◆ Entries provided
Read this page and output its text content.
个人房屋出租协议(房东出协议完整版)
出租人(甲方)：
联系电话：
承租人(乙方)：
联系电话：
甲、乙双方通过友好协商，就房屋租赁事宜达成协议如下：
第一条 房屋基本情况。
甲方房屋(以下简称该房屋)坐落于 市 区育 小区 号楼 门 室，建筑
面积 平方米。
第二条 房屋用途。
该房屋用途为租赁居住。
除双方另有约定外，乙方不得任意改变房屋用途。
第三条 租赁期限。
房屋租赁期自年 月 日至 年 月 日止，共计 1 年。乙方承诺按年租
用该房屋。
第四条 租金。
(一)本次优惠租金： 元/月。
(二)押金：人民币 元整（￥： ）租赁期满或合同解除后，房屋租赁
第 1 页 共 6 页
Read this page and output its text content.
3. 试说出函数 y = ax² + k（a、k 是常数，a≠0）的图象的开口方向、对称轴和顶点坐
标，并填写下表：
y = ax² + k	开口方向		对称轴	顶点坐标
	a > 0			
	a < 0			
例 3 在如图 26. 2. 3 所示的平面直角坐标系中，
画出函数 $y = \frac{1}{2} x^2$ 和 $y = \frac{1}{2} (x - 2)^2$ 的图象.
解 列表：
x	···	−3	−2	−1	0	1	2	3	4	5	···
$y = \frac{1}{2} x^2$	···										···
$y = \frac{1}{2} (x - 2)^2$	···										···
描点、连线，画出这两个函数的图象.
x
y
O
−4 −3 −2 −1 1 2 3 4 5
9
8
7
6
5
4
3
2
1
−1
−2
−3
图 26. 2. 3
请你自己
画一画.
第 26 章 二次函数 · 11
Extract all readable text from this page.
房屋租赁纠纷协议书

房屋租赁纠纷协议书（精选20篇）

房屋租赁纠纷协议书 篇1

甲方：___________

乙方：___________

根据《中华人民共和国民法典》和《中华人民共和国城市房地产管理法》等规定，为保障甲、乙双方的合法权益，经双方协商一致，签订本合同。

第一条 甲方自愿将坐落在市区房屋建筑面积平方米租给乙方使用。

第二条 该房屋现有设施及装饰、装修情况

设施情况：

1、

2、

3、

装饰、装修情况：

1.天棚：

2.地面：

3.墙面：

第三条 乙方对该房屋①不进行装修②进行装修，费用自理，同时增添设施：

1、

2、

◆ Written exercise
Write out every line of the records exactly.

◆ Result of this task
Read this page and output its text content.
个人房屋出租协议(房东出协议完整版)
出租人(甲方)：
联系电话：
承租人(乙方)：
联系电话：
甲、乙双方通过友好协商，就房屋租赁事宜达成协议如下：
第一条 房屋基本情况。
甲方房屋(以下简称该房屋)坐落于 市 区育 小区 号楼 门 室，建筑
面积 平方米。
第二条 房屋用途。
该房屋用途为租赁居住。
除双方另有约定外，乙方不得任意改变房屋用途。
第三条 租赁期限。
房屋租赁期自年 月 日至 年 月 日止，共计 1 年。乙方承诺按年租
用该房屋。
第四条 租金。
(一)本次优惠租金： 元/月。
(二)押金：人民币 元整（￥： ）租赁期满或合同解除后，房屋租赁
第 1 页 共 6 页
Read this page and output its text content.
3. 试说出函数 y = ax² + k（a、k 是常数，a≠0）的图象的开口方向、对称轴和顶点坐
标，并填写下表：
y = ax² + k	开口方向		对称轴	顶点坐标
	a > 0			
	a < 0			
例 3 在如图 26. 2. 3 所示的平面直角坐标系中，
画出函数 $y = \frac{1}{2} x^2$ 和 $y = \frac{1}{2} (x - 2)^2$ 的图象.
解 列表：
x	···	−3	−2	−1	0	1	2	3	4	5	···
$y = \frac{1}{2} x^2$	···										···
$y = \frac{1}{2} (x - 2)^2$	···										···
描点、连线，画出这两个函数的图象.
x
y
O
−4 −3 −2 −1 1 2 3 4 5
9
8
7
6
5
4
3
2
1
−1
−2
−3
图 26. 2. 3
请你自己
画一画.
第 26 章 二次函数 · 11
Extract all readable text from this page.
房屋租赁纠纷协议书

房屋租赁纠纷协议书（精选20篇）

房屋租赁纠纷协议书 篇1

甲方：___________

乙方：___________

根据《中华人民共和国民法典》和《中华人民共和国城市房地产管理法》等规定，为保障甲、乙双方的合法权益，经双方协商一致，签订本合同。

第一条 甲方自愿将坐落在市区房屋建筑面积平方米租给乙方使用。

第二条 该房屋现有设施及装饰、装修情况

设施情况：

1、

2、

3、

装饰、装修情况：

1.天棚：

2.地面：

3.墙面：

第三条 乙方对该房屋①不进行装修②进行装修，费用自理，同时增添设施：

1、

2、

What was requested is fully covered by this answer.